[What to work on] Lines holding the string "xlabel" are the ones to copy from this listing.

[Record extracts]

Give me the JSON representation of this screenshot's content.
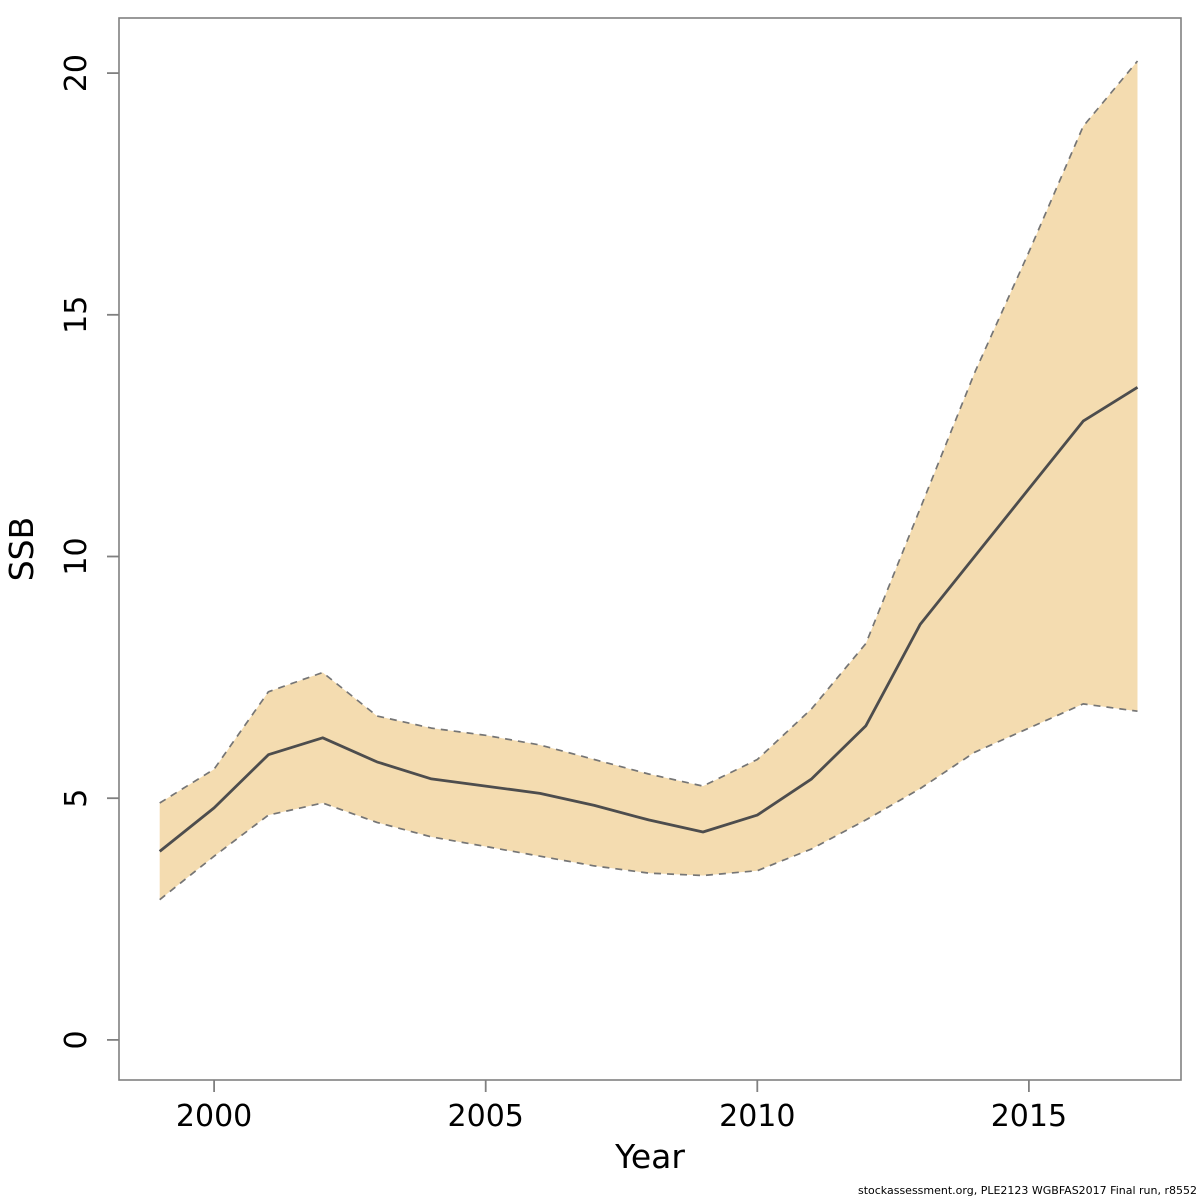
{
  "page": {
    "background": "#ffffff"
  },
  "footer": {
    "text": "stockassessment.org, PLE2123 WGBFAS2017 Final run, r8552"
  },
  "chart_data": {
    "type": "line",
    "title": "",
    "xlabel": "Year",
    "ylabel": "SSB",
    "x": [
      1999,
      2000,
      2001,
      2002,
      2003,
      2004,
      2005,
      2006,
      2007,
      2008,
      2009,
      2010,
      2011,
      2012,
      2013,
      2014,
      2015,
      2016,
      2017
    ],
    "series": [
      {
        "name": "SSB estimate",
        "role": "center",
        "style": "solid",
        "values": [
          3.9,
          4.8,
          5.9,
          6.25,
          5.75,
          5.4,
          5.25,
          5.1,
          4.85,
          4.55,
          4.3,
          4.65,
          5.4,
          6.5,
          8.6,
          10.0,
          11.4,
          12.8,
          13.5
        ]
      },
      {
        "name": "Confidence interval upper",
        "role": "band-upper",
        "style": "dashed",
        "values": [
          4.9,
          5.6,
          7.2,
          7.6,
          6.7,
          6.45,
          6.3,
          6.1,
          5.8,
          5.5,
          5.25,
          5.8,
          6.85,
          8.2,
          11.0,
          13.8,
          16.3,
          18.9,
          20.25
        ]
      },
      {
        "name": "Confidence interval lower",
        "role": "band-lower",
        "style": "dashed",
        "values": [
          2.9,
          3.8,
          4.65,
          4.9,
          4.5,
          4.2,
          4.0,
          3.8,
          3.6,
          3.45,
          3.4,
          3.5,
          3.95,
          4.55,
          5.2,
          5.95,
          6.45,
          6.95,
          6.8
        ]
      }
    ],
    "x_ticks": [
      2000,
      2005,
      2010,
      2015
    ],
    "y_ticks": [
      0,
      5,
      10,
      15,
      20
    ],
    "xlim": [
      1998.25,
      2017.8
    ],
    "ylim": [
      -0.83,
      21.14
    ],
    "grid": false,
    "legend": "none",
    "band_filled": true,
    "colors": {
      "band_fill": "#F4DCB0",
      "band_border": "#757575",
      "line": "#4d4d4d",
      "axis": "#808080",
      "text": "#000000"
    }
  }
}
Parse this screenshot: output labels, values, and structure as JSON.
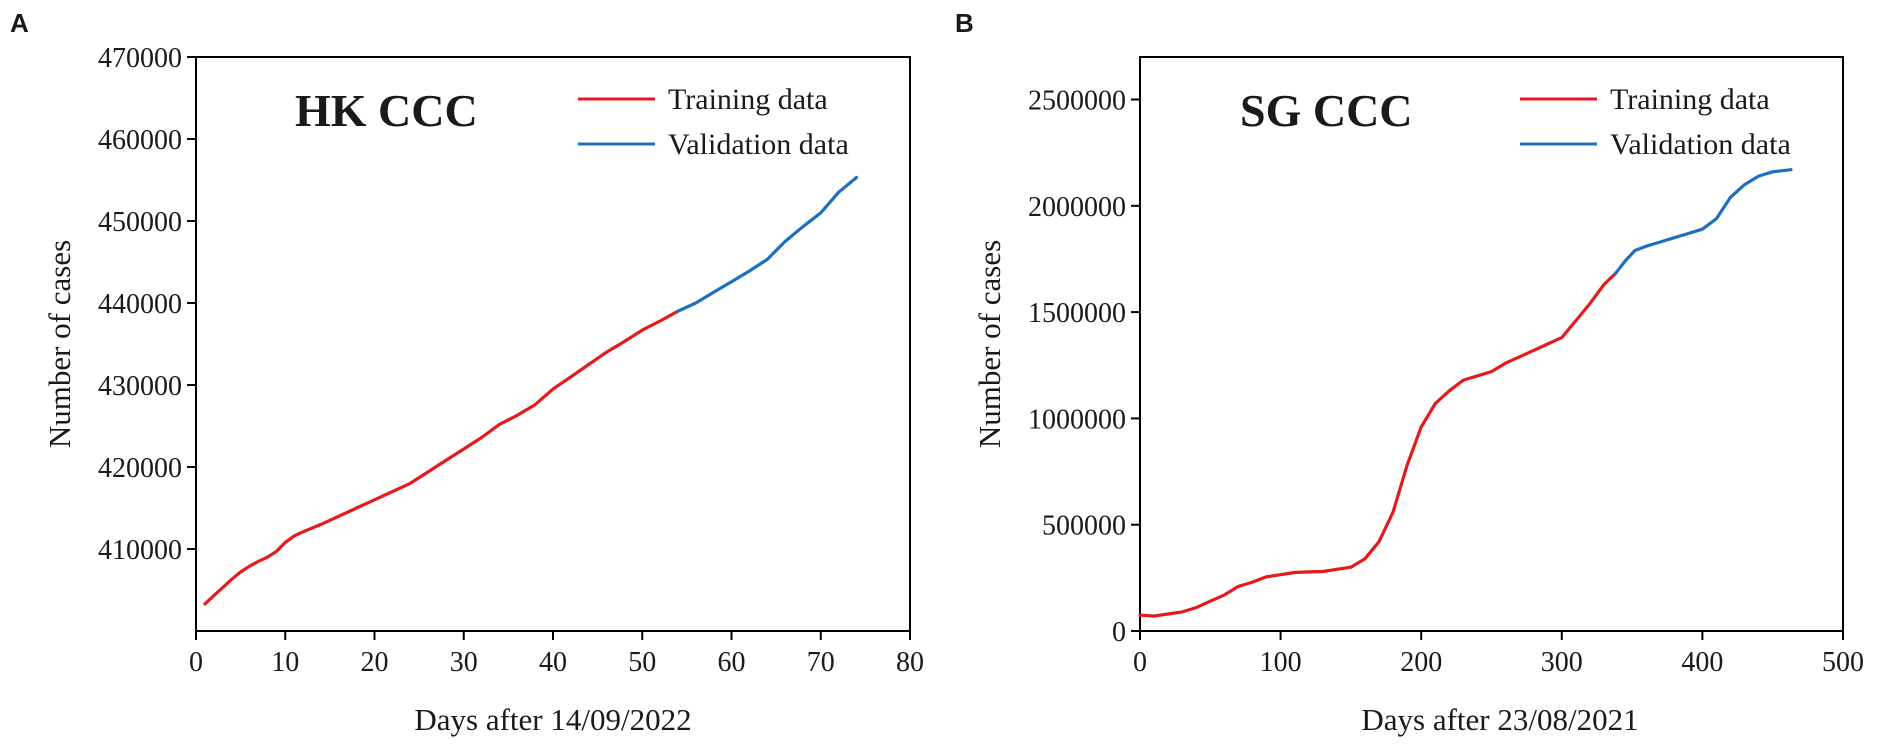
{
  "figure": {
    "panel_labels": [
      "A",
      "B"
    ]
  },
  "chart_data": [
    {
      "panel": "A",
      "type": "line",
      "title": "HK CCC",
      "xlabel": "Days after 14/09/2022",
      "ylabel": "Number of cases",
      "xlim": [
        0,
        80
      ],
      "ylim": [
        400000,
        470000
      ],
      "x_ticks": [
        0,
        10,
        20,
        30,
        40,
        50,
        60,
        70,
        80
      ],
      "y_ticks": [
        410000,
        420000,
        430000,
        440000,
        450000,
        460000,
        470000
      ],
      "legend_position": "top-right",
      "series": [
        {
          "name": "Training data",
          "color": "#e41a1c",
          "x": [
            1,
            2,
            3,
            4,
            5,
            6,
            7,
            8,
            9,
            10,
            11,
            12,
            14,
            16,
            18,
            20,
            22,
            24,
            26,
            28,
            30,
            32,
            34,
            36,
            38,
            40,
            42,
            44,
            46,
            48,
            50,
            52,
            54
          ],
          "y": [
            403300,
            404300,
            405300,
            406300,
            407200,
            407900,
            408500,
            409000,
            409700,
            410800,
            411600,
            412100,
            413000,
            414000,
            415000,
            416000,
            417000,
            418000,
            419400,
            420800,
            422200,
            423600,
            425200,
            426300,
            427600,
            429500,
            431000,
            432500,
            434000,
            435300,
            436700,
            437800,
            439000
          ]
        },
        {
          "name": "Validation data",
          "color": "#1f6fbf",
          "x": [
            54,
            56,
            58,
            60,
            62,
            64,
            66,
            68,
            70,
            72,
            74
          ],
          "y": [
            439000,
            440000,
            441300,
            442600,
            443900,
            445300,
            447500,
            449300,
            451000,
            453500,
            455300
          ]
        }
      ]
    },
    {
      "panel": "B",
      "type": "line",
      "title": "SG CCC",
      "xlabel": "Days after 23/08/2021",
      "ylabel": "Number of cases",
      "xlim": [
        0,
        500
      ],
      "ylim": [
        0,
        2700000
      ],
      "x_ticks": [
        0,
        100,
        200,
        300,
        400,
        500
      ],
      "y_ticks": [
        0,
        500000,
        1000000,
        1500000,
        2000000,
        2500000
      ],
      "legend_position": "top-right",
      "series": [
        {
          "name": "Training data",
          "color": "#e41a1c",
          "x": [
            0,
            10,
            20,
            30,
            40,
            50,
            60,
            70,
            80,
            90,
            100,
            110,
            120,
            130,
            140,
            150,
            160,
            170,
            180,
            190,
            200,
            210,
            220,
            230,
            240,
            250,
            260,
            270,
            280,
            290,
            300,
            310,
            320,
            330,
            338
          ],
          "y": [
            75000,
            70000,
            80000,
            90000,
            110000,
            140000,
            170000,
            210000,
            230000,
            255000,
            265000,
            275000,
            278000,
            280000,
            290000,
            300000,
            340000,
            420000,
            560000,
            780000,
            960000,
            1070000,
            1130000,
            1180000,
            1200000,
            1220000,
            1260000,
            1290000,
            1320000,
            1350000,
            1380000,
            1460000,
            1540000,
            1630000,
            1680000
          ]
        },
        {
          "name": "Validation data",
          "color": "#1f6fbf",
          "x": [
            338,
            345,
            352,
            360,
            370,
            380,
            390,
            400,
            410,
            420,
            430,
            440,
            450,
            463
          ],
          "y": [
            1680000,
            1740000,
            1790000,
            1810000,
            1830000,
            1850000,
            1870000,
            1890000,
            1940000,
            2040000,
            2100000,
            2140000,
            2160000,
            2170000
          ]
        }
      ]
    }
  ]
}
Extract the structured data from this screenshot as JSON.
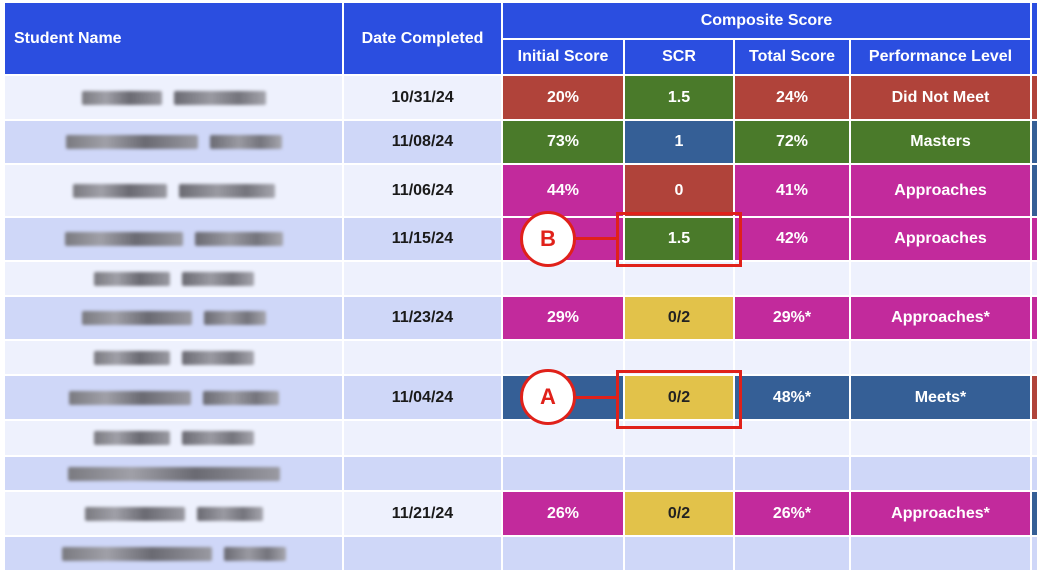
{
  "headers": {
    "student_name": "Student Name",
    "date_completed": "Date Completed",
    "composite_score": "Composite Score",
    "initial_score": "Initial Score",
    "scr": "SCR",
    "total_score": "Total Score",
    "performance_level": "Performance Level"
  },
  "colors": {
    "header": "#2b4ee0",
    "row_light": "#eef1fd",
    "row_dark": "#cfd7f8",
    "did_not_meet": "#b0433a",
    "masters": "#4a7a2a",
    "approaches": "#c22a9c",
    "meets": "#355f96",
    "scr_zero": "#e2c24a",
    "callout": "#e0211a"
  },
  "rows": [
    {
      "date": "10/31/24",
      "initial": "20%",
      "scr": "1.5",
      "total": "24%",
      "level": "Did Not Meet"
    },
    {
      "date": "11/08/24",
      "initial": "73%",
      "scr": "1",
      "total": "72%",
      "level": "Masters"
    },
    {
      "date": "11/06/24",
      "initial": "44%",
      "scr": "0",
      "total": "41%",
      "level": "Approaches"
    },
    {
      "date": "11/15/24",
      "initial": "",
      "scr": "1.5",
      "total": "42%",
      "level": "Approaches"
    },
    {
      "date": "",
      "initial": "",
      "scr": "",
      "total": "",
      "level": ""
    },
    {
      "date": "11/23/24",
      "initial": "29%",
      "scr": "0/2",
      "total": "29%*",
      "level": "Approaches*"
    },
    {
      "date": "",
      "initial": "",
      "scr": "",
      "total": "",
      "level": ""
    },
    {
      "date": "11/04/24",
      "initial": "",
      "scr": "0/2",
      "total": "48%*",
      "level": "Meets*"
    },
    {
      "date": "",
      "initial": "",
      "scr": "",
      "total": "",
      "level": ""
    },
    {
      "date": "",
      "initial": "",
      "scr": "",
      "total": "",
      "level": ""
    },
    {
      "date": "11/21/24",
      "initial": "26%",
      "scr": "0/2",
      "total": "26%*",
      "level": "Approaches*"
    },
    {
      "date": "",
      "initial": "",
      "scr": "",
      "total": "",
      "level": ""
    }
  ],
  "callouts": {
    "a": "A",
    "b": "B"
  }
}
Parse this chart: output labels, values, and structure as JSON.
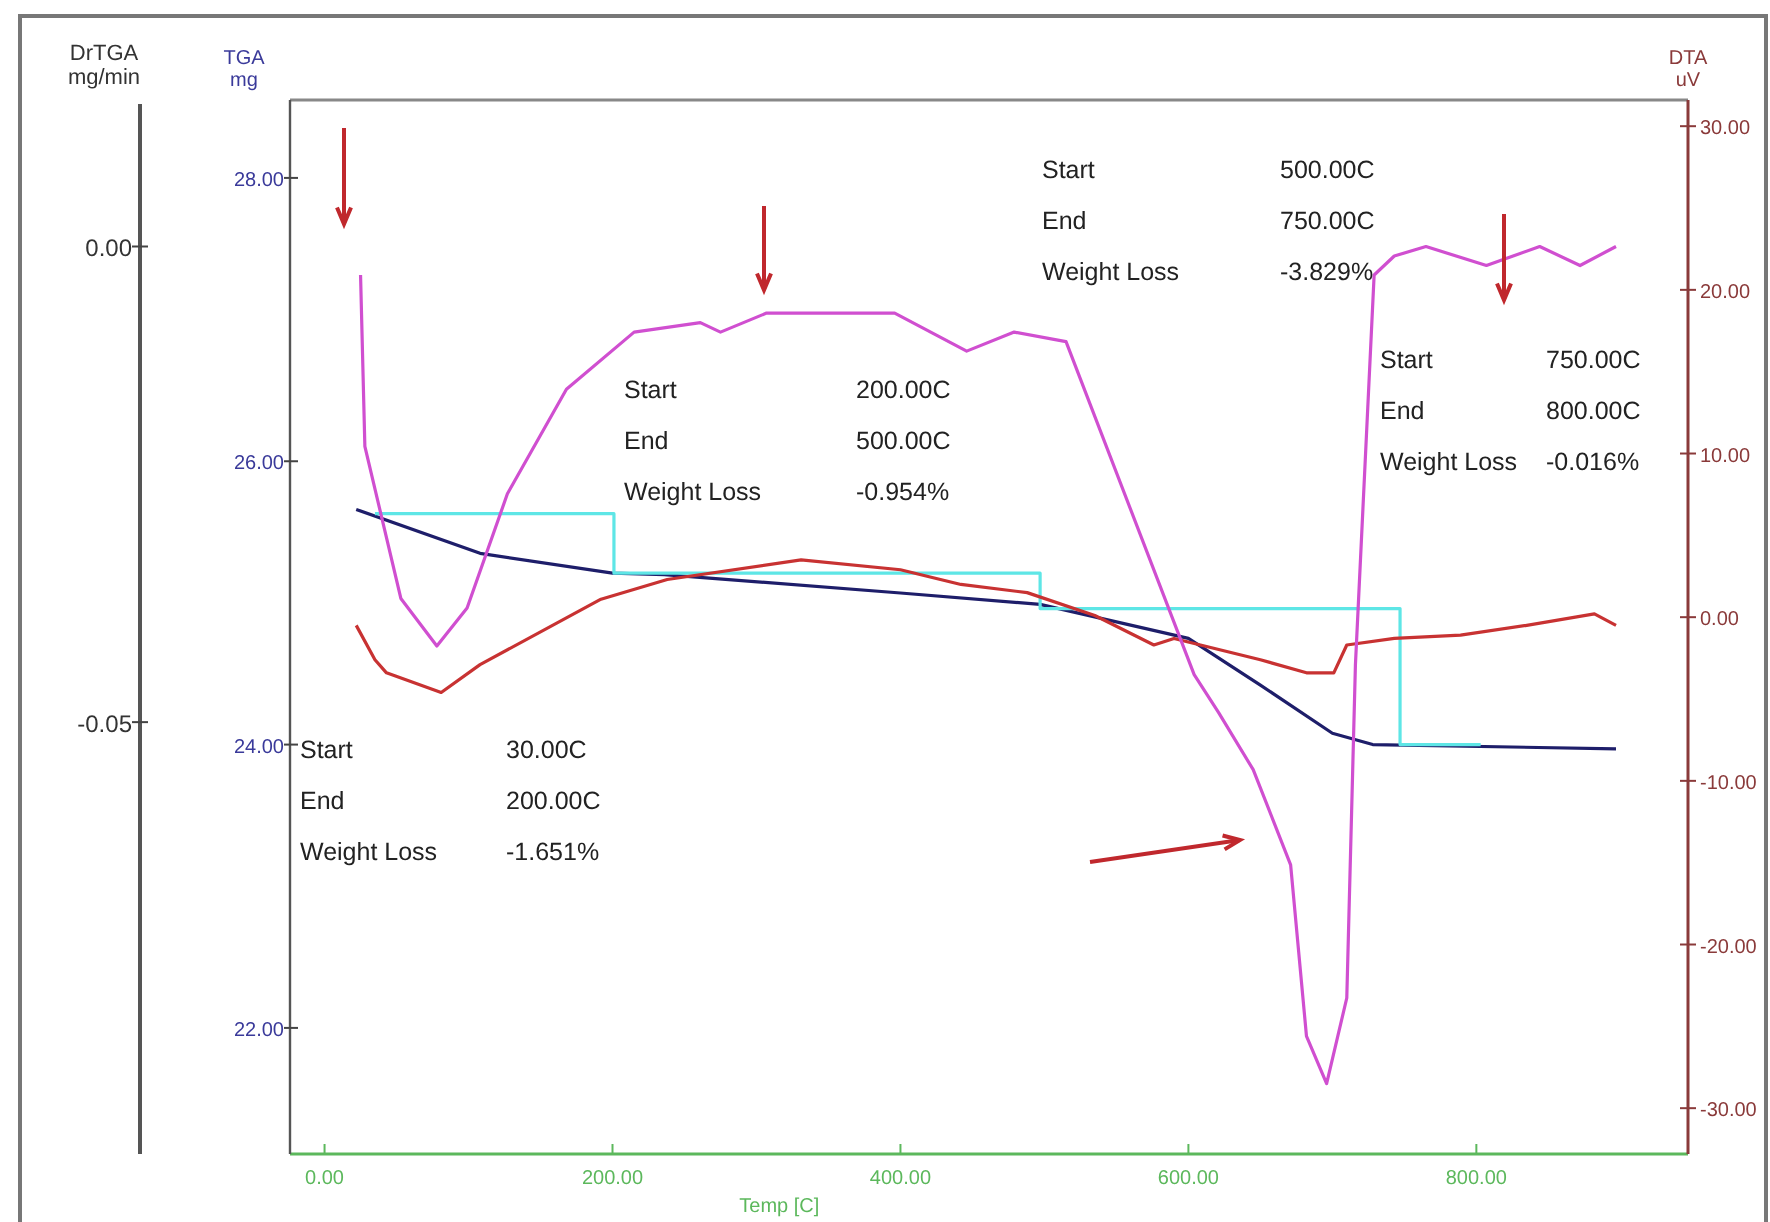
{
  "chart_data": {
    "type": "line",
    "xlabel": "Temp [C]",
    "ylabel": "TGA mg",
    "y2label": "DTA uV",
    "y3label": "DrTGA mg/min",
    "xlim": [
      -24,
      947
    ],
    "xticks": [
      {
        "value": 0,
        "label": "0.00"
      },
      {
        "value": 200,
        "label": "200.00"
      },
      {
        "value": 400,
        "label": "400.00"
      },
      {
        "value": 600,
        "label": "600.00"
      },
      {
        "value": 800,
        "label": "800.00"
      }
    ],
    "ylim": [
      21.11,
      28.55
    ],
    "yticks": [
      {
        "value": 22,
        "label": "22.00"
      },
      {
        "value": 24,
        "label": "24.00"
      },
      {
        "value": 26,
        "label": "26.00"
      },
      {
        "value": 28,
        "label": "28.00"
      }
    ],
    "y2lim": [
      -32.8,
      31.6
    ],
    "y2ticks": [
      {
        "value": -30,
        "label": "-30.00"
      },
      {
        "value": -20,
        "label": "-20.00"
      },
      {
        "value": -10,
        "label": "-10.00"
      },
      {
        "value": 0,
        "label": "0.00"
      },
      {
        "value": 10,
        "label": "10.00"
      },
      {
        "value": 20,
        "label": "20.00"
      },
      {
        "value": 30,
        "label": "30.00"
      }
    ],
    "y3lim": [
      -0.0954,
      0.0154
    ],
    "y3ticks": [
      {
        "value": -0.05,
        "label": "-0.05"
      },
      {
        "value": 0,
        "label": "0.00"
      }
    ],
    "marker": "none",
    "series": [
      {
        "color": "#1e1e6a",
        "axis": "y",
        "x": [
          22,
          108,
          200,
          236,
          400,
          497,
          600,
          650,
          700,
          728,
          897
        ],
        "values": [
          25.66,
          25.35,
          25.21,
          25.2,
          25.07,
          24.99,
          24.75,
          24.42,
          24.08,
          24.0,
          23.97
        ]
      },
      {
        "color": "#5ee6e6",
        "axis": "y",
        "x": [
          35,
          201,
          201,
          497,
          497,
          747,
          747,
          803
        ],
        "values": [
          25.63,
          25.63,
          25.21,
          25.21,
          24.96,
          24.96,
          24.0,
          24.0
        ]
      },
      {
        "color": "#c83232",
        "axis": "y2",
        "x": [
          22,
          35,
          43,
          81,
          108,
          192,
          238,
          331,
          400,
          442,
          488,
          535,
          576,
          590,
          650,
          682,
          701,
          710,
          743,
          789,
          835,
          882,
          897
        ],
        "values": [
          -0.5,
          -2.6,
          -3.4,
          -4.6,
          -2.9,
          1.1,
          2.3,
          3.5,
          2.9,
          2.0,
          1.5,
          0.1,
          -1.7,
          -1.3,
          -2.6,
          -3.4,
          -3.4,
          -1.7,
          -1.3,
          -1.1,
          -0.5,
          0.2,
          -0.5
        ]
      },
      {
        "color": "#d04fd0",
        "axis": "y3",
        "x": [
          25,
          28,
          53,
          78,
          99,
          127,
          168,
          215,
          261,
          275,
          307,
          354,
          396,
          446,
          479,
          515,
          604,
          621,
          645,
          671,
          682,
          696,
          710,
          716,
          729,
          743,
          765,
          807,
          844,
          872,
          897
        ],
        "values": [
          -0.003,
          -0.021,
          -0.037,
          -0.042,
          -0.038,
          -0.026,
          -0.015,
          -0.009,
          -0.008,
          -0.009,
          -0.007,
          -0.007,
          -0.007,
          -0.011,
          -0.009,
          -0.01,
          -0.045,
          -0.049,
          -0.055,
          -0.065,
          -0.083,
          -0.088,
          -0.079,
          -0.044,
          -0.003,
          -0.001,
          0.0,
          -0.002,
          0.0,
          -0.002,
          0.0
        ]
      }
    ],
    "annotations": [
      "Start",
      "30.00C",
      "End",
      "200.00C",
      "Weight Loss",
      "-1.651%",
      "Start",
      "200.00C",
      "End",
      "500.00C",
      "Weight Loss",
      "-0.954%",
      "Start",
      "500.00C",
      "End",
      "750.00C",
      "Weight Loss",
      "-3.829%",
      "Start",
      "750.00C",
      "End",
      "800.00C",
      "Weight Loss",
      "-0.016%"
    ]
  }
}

[Solution to this exercise]
    "xlabel": "Year",
      "xlabel": "Days after 14/09/2022",
      "xlabel": "Days after 23/08/2021",
    "xlabel": "Temp [C]",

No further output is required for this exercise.